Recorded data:
--------
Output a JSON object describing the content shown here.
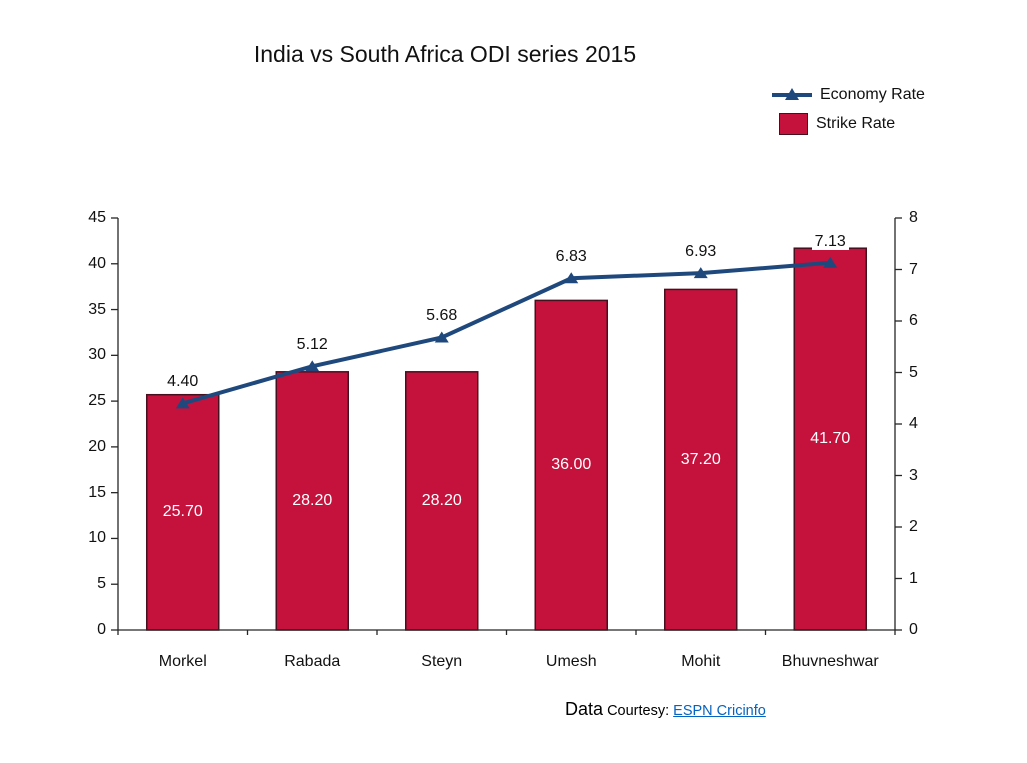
{
  "title": "India vs South Africa ODI series 2015",
  "legend": [
    {
      "label": "Economy Rate",
      "symbol": "line-triangle-marker"
    },
    {
      "label": "Strike Rate",
      "symbol": "red-square"
    }
  ],
  "footer": {
    "word1": "Data",
    "word2": "Courtesy:",
    "link_text": "ESPN Cricinfo"
  },
  "colors": {
    "bar_fill": "#C5123D",
    "bar_border": "#46101F",
    "line": "#1F497D",
    "axis": "#262626",
    "bar_label": "#FFFFFF",
    "link": "#0563C1"
  },
  "chart_data": {
    "type": "combo",
    "title": "India vs South Africa ODI series 2015",
    "categories": [
      "Morkel",
      "Rabada",
      "Steyn",
      "Umesh",
      "Mohit",
      "Bhuvneshwar"
    ],
    "series": [
      {
        "name": "Strike Rate",
        "type": "bar",
        "axis": "left",
        "values": [
          25.7,
          28.2,
          28.2,
          36.0,
          37.2,
          41.7
        ],
        "labels": [
          "25.70",
          "28.20",
          "28.20",
          "36.00",
          "37.20",
          "41.70"
        ],
        "label_position": "inside-center",
        "color": "#C5123D"
      },
      {
        "name": "Economy Rate",
        "type": "line",
        "axis": "right",
        "values": [
          4.4,
          5.12,
          5.68,
          6.83,
          6.93,
          7.13
        ],
        "labels": [
          "4.40",
          "5.12",
          "5.68",
          "6.83",
          "6.93",
          "7.13"
        ],
        "label_position": "above",
        "marker": "triangle-up",
        "color": "#1F497D"
      }
    ],
    "left_axis": {
      "min": 0,
      "max": 45,
      "step": 5,
      "tick_labels": [
        "0",
        "5",
        "10",
        "15",
        "20",
        "25",
        "30",
        "35",
        "40",
        "45"
      ]
    },
    "right_axis": {
      "min": 0,
      "max": 8,
      "step": 1,
      "tick_labels": [
        "0",
        "1",
        "2",
        "3",
        "4",
        "5",
        "6",
        "7",
        "8"
      ]
    },
    "grid": false,
    "legend_position": "top-right"
  }
}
--------
Which lines above hold the word "Rate"? Copy each of them.

      "label": "Economy Rate",
      "label": "Strike Rate",
        "name": "Strike Rate",
        "name": "Economy Rate",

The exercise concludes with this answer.